Problem details. Render every line of the items below as a Markdown table with the columns "No." and "Entry", numbering the rows and skipping blank lines. Leave out the pictures.

Listings of element locations:
=-=-=

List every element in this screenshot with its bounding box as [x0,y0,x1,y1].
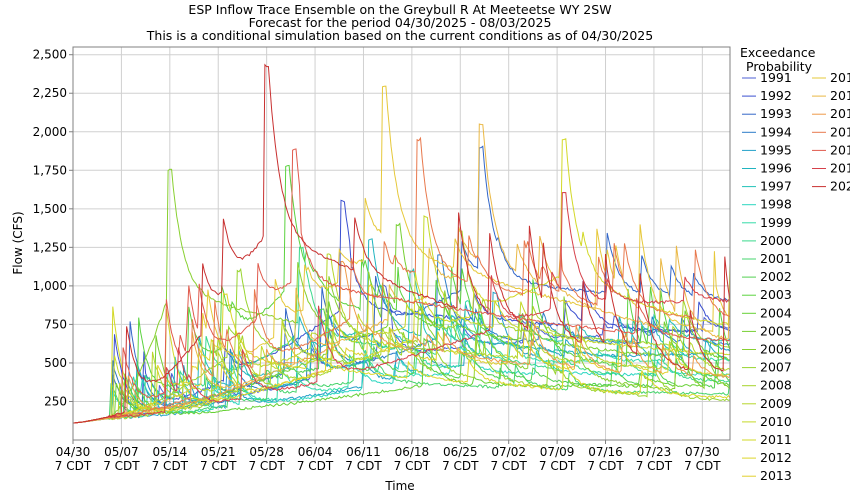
legend-entry-1991: 1991 [760,70,792,85]
legend-entry-2020: 2020 [830,179,850,194]
legend-entry-2012: 2012 [760,450,792,465]
series-line-2004 [72,337,731,424]
legend-entry-2014: 2014 [830,70,850,85]
legend-entry-2011: 2011 [760,432,792,447]
series-line-2016 [72,260,731,424]
legend-entry-2006: 2006 [760,342,792,357]
series-line-2012 [72,292,731,424]
y-axis-label: Flow (CFS) [11,211,25,274]
legend-entry-2017: 2017 [830,124,850,139]
plot-area [72,46,731,441]
y-tick-label: 250 [44,394,67,408]
chart-subtitle-2: This is a conditional simulation based o… [146,28,653,43]
plot-border [72,46,731,441]
y-tick-label: 1,750 [33,163,67,177]
x-tick-sublabel: 7 CDT [248,459,285,473]
y-tick-label: 2,500 [33,48,67,62]
legend-entry-1992: 1992 [760,88,792,103]
x-tick-label: 06/25 [443,445,478,459]
x-tick-label: 07/09 [540,445,575,459]
x-tick-label: 06/04 [298,445,333,459]
legend-entry-1996: 1996 [760,161,792,176]
y-axis: 250 500 750 1,000 1,250 1,500 1,750 2,000 2,250 2… [33,48,73,408]
y-tick-label: 750 [44,317,67,331]
legend-entry-2008: 2008 [760,378,792,393]
x-tick-sublabel: 7 CDT [103,459,140,473]
legend-entry-2018: 2018 [830,142,850,157]
legend-entry-2001: 2001 [760,251,792,266]
legend-entry-2007: 2007 [760,360,792,375]
series-lines [72,63,731,424]
series-line-2001 [72,329,731,424]
y-tick-label: 500 [44,356,67,370]
legend-entry-2002: 2002 [760,269,792,284]
legend-title-line-1: Exceedance [740,45,816,60]
x-tick-sublabel: 7 CDT [539,459,576,473]
x-tick-sublabel: 7 CDT [442,459,479,473]
legend-entry-2005: 2005 [760,323,792,338]
y-tick-label: 2,250 [33,86,67,100]
y-tick-label: 1,000 [33,279,67,293]
x-tick-label: 07/02 [491,445,526,459]
x-tick-sublabel: 7 CDT [55,459,92,473]
legend: Exceedance Probability 19911992199319941… [740,45,850,483]
legend-entry-1997: 1997 [760,179,792,194]
legend-entry-2000: 2000 [760,233,792,248]
series-line-2015 [72,123,731,424]
legend-entry-1993: 1993 [760,106,792,121]
x-tick-sublabel: 7 CDT [152,459,189,473]
x-tick-sublabel: 7 CDT [636,459,673,473]
series-line-2006 [72,168,731,424]
series-line-2017 [72,136,731,424]
series-line-2003 [72,164,731,424]
legend-entry-1999: 1999 [760,215,792,230]
x-tick-label: 05/28 [249,445,284,459]
y-tick-label: 1,500 [33,202,67,216]
chart-title: ESP Inflow Trace Ensemble on the Greybul… [188,2,611,17]
x-tick-label: 04/30 [56,445,91,459]
y-tick-label: 2,000 [33,125,67,139]
x-tick-label: 05/21 [201,445,236,459]
x-tick-label: 05/14 [153,445,188,459]
legend-entry-1994: 1994 [760,124,792,139]
x-tick-sublabel: 7 CDT [587,459,624,473]
legend-entry-2009: 2009 [760,396,792,411]
x-tick-label: 07/16 [588,445,623,459]
legend-entry-1998: 1998 [760,197,792,212]
x-tick-sublabel: 7 CDT [684,459,721,473]
legend-entries: 1991 1992 1993 1994 1995 1996 1997 1998 1999 2000… [742,70,850,483]
legend-entry-2013: 2013 [760,468,792,483]
x-tick-sublabel: 7 CDT [490,459,527,473]
x-tick-label: 07/30 [685,445,720,459]
legend-entry-2010: 2010 [760,414,792,429]
y-tick-label: 1,250 [33,240,67,254]
chart-subtitle-1: Forecast for the period 04/30/2025 - 08/… [249,15,552,30]
series-line-2009 [72,253,731,424]
x-tick-sublabel: 7 CDT [297,459,334,473]
legend-entry-2016: 2016 [830,106,850,121]
x-tick-label: 05/07 [104,445,139,459]
x-tick-sublabel: 7 CDT [394,459,431,473]
series-line-2020 [72,63,731,424]
legend-entry-1995: 1995 [760,142,792,157]
series-line-2014 [72,85,731,424]
legend-entry-2003: 2003 [760,287,792,302]
series-line-2019 [72,191,731,424]
x-axis-label: Time [384,479,414,493]
x-tick-label: 07/23 [637,445,672,459]
series-line-2011 [72,138,731,424]
legend-entry-2019: 2019 [830,161,850,176]
legend-title-line-2: Probability [746,59,813,74]
legend-entry-2004: 2004 [760,305,792,320]
x-tick-label: 06/18 [395,445,430,459]
x-tick-sublabel: 7 CDT [200,459,237,473]
legend-entry-2015: 2015 [830,88,850,103]
x-tick-label: 06/11 [346,445,381,459]
x-tick-sublabel: 7 CDT [345,459,382,473]
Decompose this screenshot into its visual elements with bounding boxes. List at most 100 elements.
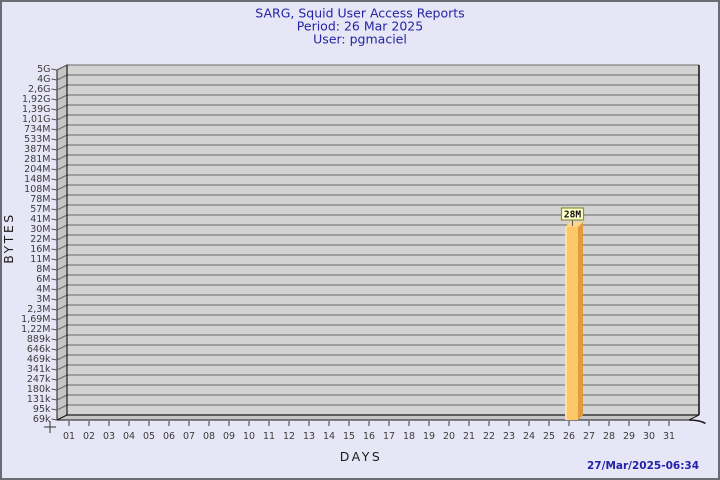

=-=-=

Response to this exercise.
| No. | Entry |
|---|---|
| 1 | List every element in this screenshot with its bounding box as [x0,y0,x1,y1]. |
| 2 | legend-entry-1991: 1991 [760,70,792,85] |
| 3 | legend-entry-2020: 2020 [830,179,850,194] |
| 4 | legend-entry-2012: 2012 [760,450,792,465] |
| 5 | series-line-2004 [72,337,731,424] |
| 6 | legend-entry-2014: 2014 [830,70,850,85] |
| 7 | legend-entry-2011: 2011 [760,432,792,447] |
| 8 | series-line-2016 [72,260,731,424] |
| 9 | legend-entry-2006: 2006 [760,342,792,357] |
| 10 | series-line-2012 [72,292,731,424] |
| 11 | y-axis-label: Flow (CFS) [11,211,25,274] |
| 12 | legend-entry-2017: 2017 [830,124,850,139] |
| 13 | plot-area [72,46,731,441] |
| 14 | y-tick-label: 250 [44,394,67,408] |
| 15 | chart-subtitle-2: This is a conditional simulation based o… [146,28,653,43] |
| 16 | plot-border [72,46,731,441] |
| 17 | y-tick-label: 1,750 [33,163,67,177] |
| 18 | x-tick-sublabel: 7 CDT [248,459,285,473] |
| 19 | y-tick-label: 2,500 [33,48,67,62] |
| 20 | legend-entry-1992: 1992 [760,88,792,103] |
| 21 | x-tick-label: 06/25 [443,445,478,459] |
| 22 | x-tick-label: 07/09 [540,445,575,459] |
| 23 | x-tick-label: 06/04 [298,445,333,459] |
| 24 | legend-entry-1996: 1996 [760,161,792,176] |
| 25 | y-axis: 250 500 750 1,000 1,250 1,500 1,750 2,000 2,250 2… [33,48,73,408] |
| 26 | y-tick-label: 750 [44,317,67,331] |
| 27 | legend-entry-2008: 2008 [760,378,792,393] |
| 28 | x-tick-sublabel: 7 CDT [103,459,140,473] |
| 29 | legend-entry-2018: 2018 [830,142,850,157] |
| 30 | legend-entry-2001: 2001 [760,251,792,266] |
| 31 | legend-entry-2007: 2007 [760,360,792,375] |
| 32 | series-lines [72,63,731,424] |
| 33 | series-line-2001 [72,329,731,424] |
| 34 | y-tick-label: 500 [44,356,67,370] |
| 35 | legend-entry-2002: 2002 [760,269,792,284] |
| 36 | legend-title-line-1: Exceedance [740,45,816,60] |
| 37 | x-tick-sublabel: 7 CDT [539,459,576,473] |
| 38 | x-tick-sublabel: 7 CDT [442,459,479,473] |
| 39 | legend-entry-2005: 2005 [760,323,792,338] |
| 40 | y-tick-label: 2,250 [33,86,67,100] |
| 41 | y-tick-label: 1,000 [33,279,67,293] |
| 42 | x-tick-label: 07/02 [491,445,526,459] |
| 43 | x-tick-sublabel: 7 CDT [55,459,92,473] |
| 44 | legend: Exceedance Probability 19911992199319941… [740,45,850,483] |
| 45 | legend-entry-1997: 1997 [760,179,792,194] |
| 46 | legend-entry-2000: 2000 [760,233,792,248] |
| 47 | series-line-2015 [72,123,731,424] |
| 48 | legend-entry-1993: 1993 [760,106,792,121] |
| 49 | x-tick-sublabel: 7 CDT [152,459,189,473] |
| 50 | x-tick-sublabel: 7 CDT [636,459,673,473] |
| 51 | series-line-2006 [72,168,731,424] |
| 52 | series-line-2017 [72,136,731,424] |
| 53 | series-line-2003 [72,164,731,424] |
| 54 | legend-entry-1999: 1999 [760,215,792,230] |
| 55 | x-tick-label: 05/28 [249,445,284,459] |
| 56 | y-tick-label: 1,500 [33,202,67,216] |
| 57 | chart-title: ESP Inflow Trace Ensemble on the Greybul… [188,2,611,17] |
| 58 | x-tick-label: 04/30 [56,445,91,459] |
| 59 | y-tick-label: 2,000 [33,125,67,139] |
| 60 | x-tick-label: 05/21 [201,445,236,459] |
| 61 | x-tick-label: 05/14 [153,445,188,459] |
| 62 | legend-entry-1994: 1994 [760,124,792,139] |
| 63 | x-tick-sublabel: 7 CDT [587,459,624,473] |
| 64 | legend-entry-2009: 2009 [760,396,792,411] |
| 65 | x-tick-label: 07/16 [588,445,623,459] |
| 66 | legend-entry-1998: 1998 [760,197,792,212] |
| 67 | x-tick-sublabel: 7 CDT [684,459,721,473] |
| 68 | legend-entries: 1991 1992 1993 1994 1995 1996 1997 1998 1999 2000… [742,70,850,483] |
| 69 | legend-entry-2013: 2013 [760,468,792,483] |
| 70 | x-tick-sublabel: 7 CDT [490,459,527,473] |
| 71 | x-tick-label: 07/30 [685,445,720,459] |
| 72 | legend-entry-2010: 2010 [760,414,792,429] |
| 73 | y-tick-label: 1,250 [33,240,67,254] |
| 74 | chart-subtitle-1: Forecast for the period 04/30/2025 - 08/… [249,15,552,30] |
| 75 | series-line-2009 [72,253,731,424] |
| 76 | x-tick-sublabel: 7 CDT [297,459,334,473] |
| 77 | legend-entry-2016: 2016 [830,106,850,121] |
| 78 | x-tick-label: 05/07 [104,445,139,459] |
| 79 | x-tick-sublabel: 7 CDT [394,459,431,473] |
| 80 | series-line-2020 [72,63,731,424] |
| 81 | legend-entry-1995: 1995 [760,142,792,157] |
| 82 | series-line-2014 [72,85,731,424] |
| 83 | legend-entry-2003: 2003 [760,287,792,302] |
| 84 | series-line-2019 [72,191,731,424] |
| 85 | x-axis-label: Time [384,479,414,493] |
| 86 | x-tick-label: 07/23 [637,445,672,459] |
| 87 | series-line-2011 [72,138,731,424] |
| 88 | legend-entry-2019: 2019 [830,161,850,176] |
| 89 | legend-title-line-2: Probability [746,59,813,74] |
| 90 | legend-entry-2004: 2004 [760,305,792,320] |
| 91 | x-tick-label: 06/18 [395,445,430,459] |
| 92 | x-tick-sublabel: 7 CDT [200,459,237,473] |
| 93 | legend-entry-2015: 2015 [830,88,850,103] |
| 94 | x-tick-label: 06/11 [346,445,381,459] |
| 95 | x-tick-sublabel: 7 CDT [345,459,382,473] |
| 96 | Decompose this screenshot into its visual elements with bounding boxes. List at most 100 elements. |